_SHORT TASK_
Wherever the string "larger" occurs in a line of these records, report that line.

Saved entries
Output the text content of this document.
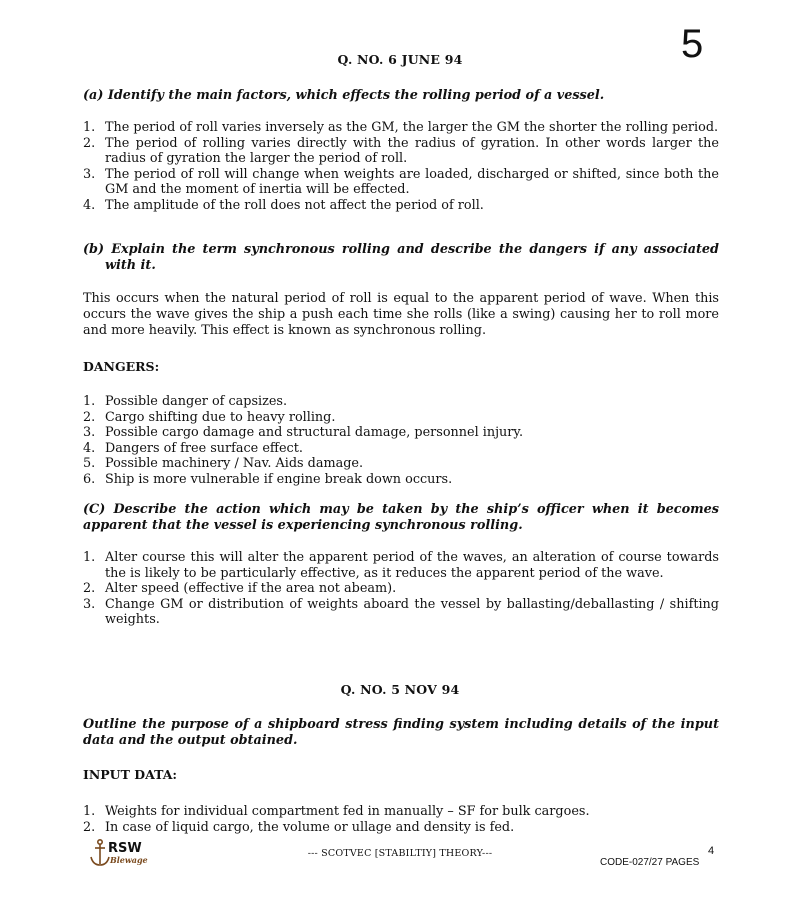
5
Q. NO. 6 JUNE 94
(a) Identify the main factors, which effects the rolling period of a vessel.
1. The period of roll varies inversely as the GM, the larger the GM the shorter the rolling period.
2. The period of rolling varies directly with the radius of gyration. In other words larger the radius of gyration the larger the period of roll.
3. The period of roll will change when weights are loaded, discharged or shifted, since both the GM and the moment of inertia will be effected.
4. The amplitude of the roll does not affect the period of roll.
(b) Explain the term synchronous rolling and describe the dangers if any associated with it.
This occurs when the natural period of roll is equal to the apparent period of wave. When this occurs the wave gives the ship a push each time she rolls (like a swing) causing her to roll more and more heavily. This effect is known as synchronous rolling.
DANGERS:
1. Possible danger of capsizes.
2. Cargo shifting due to heavy rolling.
3. Possible cargo damage and structural damage, personnel injury.
4. Dangers of free surface effect.
5. Possible machinery / Nav. Aids damage.
6. Ship is more vulnerable if engine break down occurs.
(C) Describe the action which may be taken by the ship’s officer when it becomes apparent that the vessel is experiencing synchronous rolling.
1. Alter course this will alter the apparent period of the waves, an alteration of course towards the is likely to be particularly effective, as it reduces the apparent period of the wave.
2. Alter speed (effective if the area not abeam).
3. Change GM or distribution of weights aboard the vessel by ballasting/deballasting / shifting weights.
Q. NO. 5 NOV 94
Outline the purpose of a shipboard stress finding system including details of the input data and the output obtained.
INPUT DATA:
1. Weights for individual compartment fed in manually – SF for bulk cargoes.
2. In case of liquid cargo, the volume or ullage and density is fed.
RSW
Blewage
--- SCOTVEC [STABILTIY] THEORY---	4
CODE-027/27 PAGES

_FULL SOLUTION_
1. The period of roll varies inversely as the GM, the larger the GM the shorter the rolling period.
2. The period of rolling varies directly with the radius of gyration. In other words larger the radius of gyration the larger the period of roll.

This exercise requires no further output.